=== WHAT IS REQUIRED ===
Omit every picture, then give all the entries again exactly.

=== INPUT FOR THIS TASK ===
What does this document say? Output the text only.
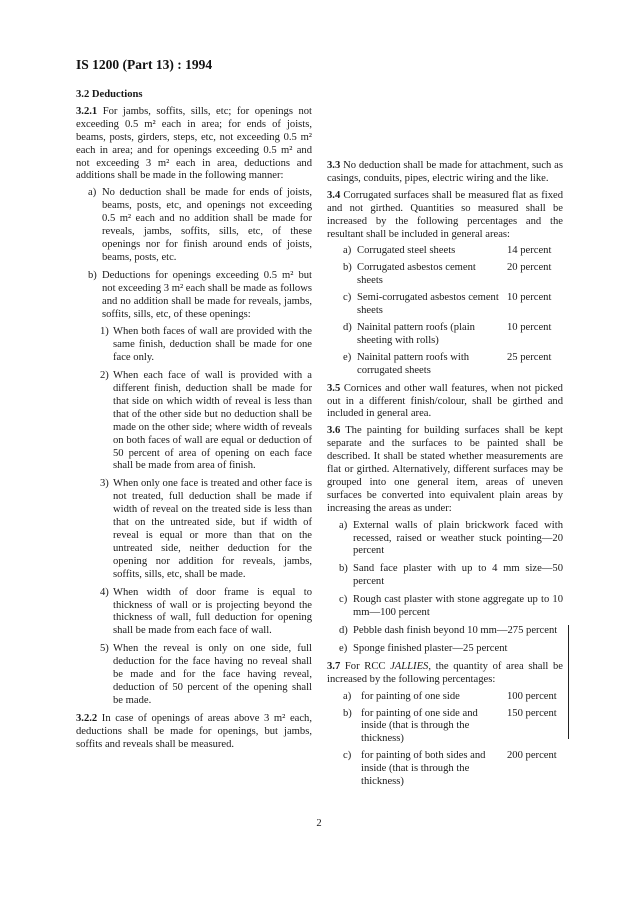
IS 1200 (Part 13) : 1994

3.2 Deductions

3.2.1 For jambs, soffits, sills, etc; for openings not exceeding 0.5 m² each in area; for ends of joists, beams, posts, girders, steps, etc, not exceeding 0.5 m² each in area; and for openings exceeding 0.5 m² and not exceeding 3 m² each in area, deductions and additions shall be made in the following manner:

a) No deduction shall be made for ends of joists, beams, posts, etc, and openings not exceeding 0.5 m² each and no addition shall be made for reveals, jambs, soffits, sills, etc, of these openings nor for finish around ends of joists, beams, posts, etc.
b) Deductions for openings exceeding 0.5 m² but not exceeding 3 m² each shall be made as follows and no addition shall be made for reveals, jambs, soffits, sills, etc, of these openings:
1) When both faces of wall are provided with the same finish, deduction shall be made for one face only.
2) When each face of wall is provided with a different finish, deduction shall be made for that side on which width of reveal is less than that of the other side but no deduction shall be made on the other side; where width of reveals on both faces of wall are equal or deduction of 50 percent of area of opening on each face shall be made from area of finish.
3) When only one face is treated and other face is not treated, full deduction shall be made if width of reveal on the treated side is less than that on the untreated side, but if width of reveal is equal or more than that on the untreated side, neither deduction for the opening nor addition for reveals, jambs, soffits, sills, etc, shall be made.
4) When width of door frame is equal to thickness of wall or is projecting beyond the thickness of wall, full deduction for opening shall be made from each face of wall.
5) When the reveal is only on one side, full deduction for the face having no reveal shall be made and for the face having reveal, deduction of 50 percent of the opening shall be made.

3.2.2 In case of openings of areas above 3 m² each, deductions shall be made for openings, but jambs, soffits and reveals shall be measured.

3.3 No deduction shall be made for attachment, such as casings, conduits, pipes, electric wiring and the like.

3.4 Corrugated surfaces shall be measured flat as fixed and not girthed. Quantities so measured shall be increased by the following percentages and the resultant shall be included in general areas:

a) Corrugated steel sheets	14 percent
b) Corrugated asbestos cement sheets
20 percent
c) Semi-corrugated asbestos cement sheets
10 percent
d) Nainital pattern roofs (plain sheeting with rolls)
10 percent
e) Nainital pattern roofs with corrugated sheets
25 percent

3.5 Cornices and other wall features, when not picked out in a different finish/colour, shall be girthed and included in general area.

3.6 The painting for building surfaces shall be kept separate and the surfaces to be painted shall be described. It shall be stated whether measurements are flat or girthed. Alternatively, different surfaces may be grouped into one general item, areas of uneven surfaces be converted into equivalent plain areas by increasing the areas as under:

a) External walls of plain brickwork faced with recessed, raised or weather stuck pointing—20 percent
b) Sand face plaster with up to 4 mm size—50 percent
c) Rough cast plaster with stone aggregate up to 10 mm—100 percent
d) Pebble dash finish beyond 10 mm—275 percent
e) Sponge finished plaster—25 percent

3.7 For RCC JALLIES, the quantity of area shall be increased by the following percentages:

a) for painting of one side	100 percent
b) for painting of one side and inside (that is through the thickness)
150 percent
c) for painting of both sides and inside (that is through the thickness)
200 percent
2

=== COMPLETE RESPONSE ===
What does this document say? Output the text only.
IS 1200 (Part 13) : 1994

3.2 Deductions

3.2.1 For jambs, soffits, sills, etc; for openings not exceeding 0.5 m² each in area; for ends of joists, beams, posts, girders, steps, etc, not exceeding 0.5 m² each in area; and for openings exceeding 0.5 m² and not exceeding 3 m² each in area, deductions and additions shall be made in the following manner:

a) No deduction shall be made for ends of joists, beams, posts, etc, and openings not exceeding 0.5 m² each and no addition shall be made for reveals, jambs, soffits, sills, etc, of these openings nor for finish around ends of joists, beams, posts, etc.
b) Deductions for openings exceeding 0.5 m² but not exceeding 3 m² each shall be made as follows and no addition shall be made for reveals, jambs, soffits, sills, etc, of these openings:
1) When both faces of wall are provided with the same finish, deduction shall be made for one face only.
2) When each face of wall is provided with a different finish, deduction shall be made for that side on which width of reveal is less than that of the other side but no deduction shall be made on the other side; where width of reveals on both faces of wall are equal or deduction of 50 percent of area of opening on each face shall be made from area of finish.
3) When only one face is treated and other face is not treated, full deduction shall be made if width of reveal on the treated side is less than that on the untreated side, but if width of reveal is equal or more than that on the untreated side, neither deduction for the opening nor addition for reveals, jambs, soffits, sills, etc, shall be made.
4) When width of door frame is equal to thickness of wall or is projecting beyond the thickness of wall, full deduction for opening shall be made from each face of wall.
5) When the reveal is only on one side, full deduction for the face having no reveal shall be made and for the face having reveal, deduction of 50 percent of the opening shall be made.

3.2.2 In case of openings of areas above 3 m² each, deductions shall be made for openings, but jambs, soffits and reveals shall be measured.

3.3 No deduction shall be made for attachment, such as casings, conduits, pipes, electric wiring and the like.

3.4 Corrugated surfaces shall be measured flat as fixed and not girthed. Quantities so measured shall be increased by the following percentages and the resultant shall be included in general areas:

a) Corrugated steel sheets	14 percent
b) Corrugated asbestos cement sheets
20 percent
c) Semi-corrugated asbestos cement sheets
10 percent
d) Nainital pattern roofs (plain sheeting with rolls)
10 percent
e) Nainital pattern roofs with corrugated sheets
25 percent

3.5 Cornices and other wall features, when not picked out in a different finish/colour, shall be girthed and included in general area.

3.6 The painting for building surfaces shall be kept separate and the surfaces to be painted shall be described. It shall be stated whether measurements are flat or girthed. Alternatively, different surfaces may be grouped into one general item, areas of uneven surfaces be converted into equivalent plain areas by increasing the areas as under:

a) External walls of plain brickwork faced with recessed, raised or weather stuck pointing—20 percent
b) Sand face plaster with up to 4 mm size—50 percent
c) Rough cast plaster with stone aggregate up to 10 mm—100 percent
d) Pebble dash finish beyond 10 mm—275 percent
e) Sponge finished plaster—25 percent

3.7 For RCC JALLIES, the quantity of area shall be increased by the following percentages:

a) for painting of one side	100 percent
b) for painting of one side and inside (that is through the thickness)
150 percent
c) for painting of both sides and inside (that is through the thickness)
200 percent
2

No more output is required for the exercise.